:: INSTRUCTION ::
Copy out all the records exactly.

[Dataset entries on figures]
------------------------------------------------------------------------

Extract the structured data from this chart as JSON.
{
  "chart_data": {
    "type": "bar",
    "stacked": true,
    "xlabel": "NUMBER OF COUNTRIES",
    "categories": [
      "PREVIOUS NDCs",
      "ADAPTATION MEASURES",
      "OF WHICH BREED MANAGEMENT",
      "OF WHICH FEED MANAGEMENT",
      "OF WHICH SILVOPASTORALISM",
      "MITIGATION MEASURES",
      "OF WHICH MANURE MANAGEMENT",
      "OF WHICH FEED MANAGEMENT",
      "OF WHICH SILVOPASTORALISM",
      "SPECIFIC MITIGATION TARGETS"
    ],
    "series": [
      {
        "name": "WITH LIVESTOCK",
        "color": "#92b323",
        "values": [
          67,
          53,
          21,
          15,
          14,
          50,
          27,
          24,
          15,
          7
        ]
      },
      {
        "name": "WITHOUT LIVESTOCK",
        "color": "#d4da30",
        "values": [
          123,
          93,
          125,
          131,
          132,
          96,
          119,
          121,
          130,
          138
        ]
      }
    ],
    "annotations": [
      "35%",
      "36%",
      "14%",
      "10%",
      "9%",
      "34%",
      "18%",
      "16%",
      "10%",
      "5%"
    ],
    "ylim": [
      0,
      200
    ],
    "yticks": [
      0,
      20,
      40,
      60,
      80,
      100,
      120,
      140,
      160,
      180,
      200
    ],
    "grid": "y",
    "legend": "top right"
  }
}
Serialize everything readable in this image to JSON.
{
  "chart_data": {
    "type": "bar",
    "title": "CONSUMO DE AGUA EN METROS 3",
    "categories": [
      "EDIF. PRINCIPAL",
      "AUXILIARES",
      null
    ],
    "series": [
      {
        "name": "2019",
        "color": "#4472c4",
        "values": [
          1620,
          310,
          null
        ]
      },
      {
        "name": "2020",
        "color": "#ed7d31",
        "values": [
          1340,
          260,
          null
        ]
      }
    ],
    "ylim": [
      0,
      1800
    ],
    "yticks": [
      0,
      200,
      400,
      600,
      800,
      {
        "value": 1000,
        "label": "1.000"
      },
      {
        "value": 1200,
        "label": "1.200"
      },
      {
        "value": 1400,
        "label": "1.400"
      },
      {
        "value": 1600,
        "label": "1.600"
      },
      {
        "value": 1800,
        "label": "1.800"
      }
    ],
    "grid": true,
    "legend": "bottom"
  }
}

------------------------------------------------------------------------

:: FINISHED EXERCISE ::
Extract the structured data from this chart as JSON.
{
  "chart_data": {
    "type": "bar",
    "stacked": true,
    "xlabel": "NUMBER OF COUNTRIES",
    "categories": [
      "PREVIOUS NDCs",
      "ADAPTATION MEASURES",
      "OF WHICH BREED MANAGEMENT",
      "OF WHICH FEED MANAGEMENT",
      "OF WHICH SILVOPASTORALISM",
      "MITIGATION MEASURES",
      "OF WHICH MANURE MANAGEMENT",
      "OF WHICH FEED MANAGEMENT",
      "OF WHICH SILVOPASTORALISM",
      "SPECIFIC MITIGATION TARGETS"
    ],
    "series": [
      {
        "name": "WITH LIVESTOCK",
        "color": "#92b323",
        "values": [
          67,
          53,
          21,
          15,
          14,
          50,
          27,
          24,
          15,
          7
        ]
      },
      {
        "name": "WITHOUT LIVESTOCK",
        "color": "#d4da30",
        "values": [
          123,
          93,
          125,
          131,
          132,
          96,
          119,
          121,
          130,
          138
        ]
      }
    ],
    "annotations": [
      "35%",
      "36%",
      "14%",
      "10%",
      "9%",
      "34%",
      "18%",
      "16%",
      "10%",
      "5%"
    ],
    "ylim": [
      0,
      200
    ],
    "yticks": [
      0,
      20,
      40,
      60,
      80,
      100,
      120,
      140,
      160,
      180,
      200
    ],
    "grid": "y",
    "legend": "top right"
  }
}
Serialize everything readable in this image to JSON.
{
  "chart_data": {
    "type": "bar",
    "title": "CONSUMO DE AGUA EN METROS 3",
    "categories": [
      "EDIF. PRINCIPAL",
      "AUXILIARES",
      null
    ],
    "series": [
      {
        "name": "2019",
        "color": "#4472c4",
        "values": [
          1620,
          310,
          null
        ]
      },
      {
        "name": "2020",
        "color": "#ed7d31",
        "values": [
          1340,
          260,
          null
        ]
      }
    ],
    "ylim": [
      0,
      1800
    ],
    "yticks": [
      0,
      200,
      400,
      600,
      800,
      {
        "value": 1000,
        "label": "1.000"
      },
      {
        "value": 1200,
        "label": "1.200"
      },
      {
        "value": 1400,
        "label": "1.400"
      },
      {
        "value": 1600,
        "label": "1.600"
      },
      {
        "value": 1800,
        "label": "1.800"
      }
    ],
    "grid": true,
    "legend": "bottom"
  }
}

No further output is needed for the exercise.